## Begin

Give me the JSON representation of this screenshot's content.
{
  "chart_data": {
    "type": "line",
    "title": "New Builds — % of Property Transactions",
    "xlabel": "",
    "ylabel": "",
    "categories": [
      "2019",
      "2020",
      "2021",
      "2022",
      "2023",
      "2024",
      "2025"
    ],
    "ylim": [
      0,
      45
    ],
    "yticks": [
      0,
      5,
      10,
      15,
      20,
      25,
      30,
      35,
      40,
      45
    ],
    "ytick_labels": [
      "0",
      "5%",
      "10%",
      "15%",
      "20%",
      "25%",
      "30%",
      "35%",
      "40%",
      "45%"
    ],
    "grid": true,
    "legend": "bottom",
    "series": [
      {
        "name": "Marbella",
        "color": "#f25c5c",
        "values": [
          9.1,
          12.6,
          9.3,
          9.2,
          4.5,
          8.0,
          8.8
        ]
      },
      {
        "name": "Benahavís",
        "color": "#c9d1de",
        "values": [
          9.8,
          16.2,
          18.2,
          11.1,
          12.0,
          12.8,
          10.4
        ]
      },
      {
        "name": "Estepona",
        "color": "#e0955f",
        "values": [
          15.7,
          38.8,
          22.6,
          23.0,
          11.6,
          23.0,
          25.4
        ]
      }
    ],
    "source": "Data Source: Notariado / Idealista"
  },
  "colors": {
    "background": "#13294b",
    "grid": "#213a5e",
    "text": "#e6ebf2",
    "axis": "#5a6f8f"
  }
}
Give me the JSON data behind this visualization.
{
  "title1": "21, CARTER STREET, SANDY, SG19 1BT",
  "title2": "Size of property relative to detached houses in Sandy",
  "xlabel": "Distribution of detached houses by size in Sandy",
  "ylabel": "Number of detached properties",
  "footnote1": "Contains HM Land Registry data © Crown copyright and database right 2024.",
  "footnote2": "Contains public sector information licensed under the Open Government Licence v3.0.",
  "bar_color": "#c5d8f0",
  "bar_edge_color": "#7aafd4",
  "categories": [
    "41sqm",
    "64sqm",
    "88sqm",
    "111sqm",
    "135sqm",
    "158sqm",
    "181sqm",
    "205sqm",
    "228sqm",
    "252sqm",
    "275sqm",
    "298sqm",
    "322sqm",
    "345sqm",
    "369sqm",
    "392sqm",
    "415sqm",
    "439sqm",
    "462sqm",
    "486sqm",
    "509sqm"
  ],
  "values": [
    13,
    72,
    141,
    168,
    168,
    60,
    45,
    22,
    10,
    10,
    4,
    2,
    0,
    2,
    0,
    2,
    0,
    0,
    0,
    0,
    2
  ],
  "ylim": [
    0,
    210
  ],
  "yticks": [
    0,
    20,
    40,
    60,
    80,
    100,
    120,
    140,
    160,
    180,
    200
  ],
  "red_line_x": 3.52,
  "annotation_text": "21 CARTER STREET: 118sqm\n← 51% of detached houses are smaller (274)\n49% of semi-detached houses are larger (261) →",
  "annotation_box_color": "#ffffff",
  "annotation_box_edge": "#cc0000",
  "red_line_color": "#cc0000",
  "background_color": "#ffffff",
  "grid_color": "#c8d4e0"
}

## End

Problem to solve →
Keep only the lines from the one containing "Give me the JSON data" to the end of the entries, and repeat them exactly.

The completed task →
Give me the JSON data behind this visualization.
{
  "title1": "21, CARTER STREET, SANDY, SG19 1BT",
  "title2": "Size of property relative to detached houses in Sandy",
  "xlabel": "Distribution of detached houses by size in Sandy",
  "ylabel": "Number of detached properties",
  "footnote1": "Contains HM Land Registry data © Crown copyright and database right 2024.",
  "footnote2": "Contains public sector information licensed under the Open Government Licence v3.0.",
  "bar_color": "#c5d8f0",
  "bar_edge_color": "#7aafd4",
  "categories": [
    "41sqm",
    "64sqm",
    "88sqm",
    "111sqm",
    "135sqm",
    "158sqm",
    "181sqm",
    "205sqm",
    "228sqm",
    "252sqm",
    "275sqm",
    "298sqm",
    "322sqm",
    "345sqm",
    "369sqm",
    "392sqm",
    "415sqm",
    "439sqm",
    "462sqm",
    "486sqm",
    "509sqm"
  ],
  "values": [
    13,
    72,
    141,
    168,
    168,
    60,
    45,
    22,
    10,
    10,
    4,
    2,
    0,
    2,
    0,
    2,
    0,
    0,
    0,
    0,
    2
  ],
  "ylim": [
    0,
    210
  ],
  "yticks": [
    0,
    20,
    40,
    60,
    80,
    100,
    120,
    140,
    160,
    180,
    200
  ],
  "red_line_x": 3.52,
  "annotation_text": "21 CARTER STREET: 118sqm\n← 51% of detached houses are smaller (274)\n49% of semi-detached houses are larger (261) →",
  "annotation_box_color": "#ffffff",
  "annotation_box_edge": "#cc0000",
  "red_line_color": "#cc0000",
  "background_color": "#ffffff",
  "grid_color": "#c8d4e0"
}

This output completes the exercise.